***** Materials provided *****

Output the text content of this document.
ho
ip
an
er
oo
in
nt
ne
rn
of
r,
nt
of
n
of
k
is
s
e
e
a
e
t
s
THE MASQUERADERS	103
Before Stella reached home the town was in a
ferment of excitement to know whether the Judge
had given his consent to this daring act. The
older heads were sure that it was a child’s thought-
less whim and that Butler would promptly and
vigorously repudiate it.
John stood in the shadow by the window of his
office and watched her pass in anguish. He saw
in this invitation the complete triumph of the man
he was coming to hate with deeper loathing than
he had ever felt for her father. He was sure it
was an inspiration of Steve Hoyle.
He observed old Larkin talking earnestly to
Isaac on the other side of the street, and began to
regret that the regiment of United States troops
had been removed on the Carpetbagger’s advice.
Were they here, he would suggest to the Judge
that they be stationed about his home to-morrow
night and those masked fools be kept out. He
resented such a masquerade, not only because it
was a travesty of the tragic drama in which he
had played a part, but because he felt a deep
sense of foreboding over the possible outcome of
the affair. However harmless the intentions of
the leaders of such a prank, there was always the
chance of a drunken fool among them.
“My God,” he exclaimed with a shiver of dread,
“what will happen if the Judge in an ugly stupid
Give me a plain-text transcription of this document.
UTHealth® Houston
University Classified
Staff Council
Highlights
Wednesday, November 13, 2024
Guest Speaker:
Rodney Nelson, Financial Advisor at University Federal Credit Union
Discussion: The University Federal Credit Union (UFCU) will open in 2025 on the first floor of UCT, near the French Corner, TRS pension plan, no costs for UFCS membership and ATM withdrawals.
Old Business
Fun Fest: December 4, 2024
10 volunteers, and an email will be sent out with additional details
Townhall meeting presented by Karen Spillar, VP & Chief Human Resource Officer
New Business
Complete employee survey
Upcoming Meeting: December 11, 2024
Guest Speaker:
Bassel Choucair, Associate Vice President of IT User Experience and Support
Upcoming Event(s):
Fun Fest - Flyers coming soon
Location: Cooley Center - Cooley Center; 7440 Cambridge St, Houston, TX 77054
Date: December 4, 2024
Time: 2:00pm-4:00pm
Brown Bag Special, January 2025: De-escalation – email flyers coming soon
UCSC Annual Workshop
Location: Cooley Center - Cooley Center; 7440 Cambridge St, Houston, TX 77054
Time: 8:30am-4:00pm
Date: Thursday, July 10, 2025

*****

#### [Stated task]
Of all the lines in the data above, state how many include "because". Say only the number.

#### [Output below]
2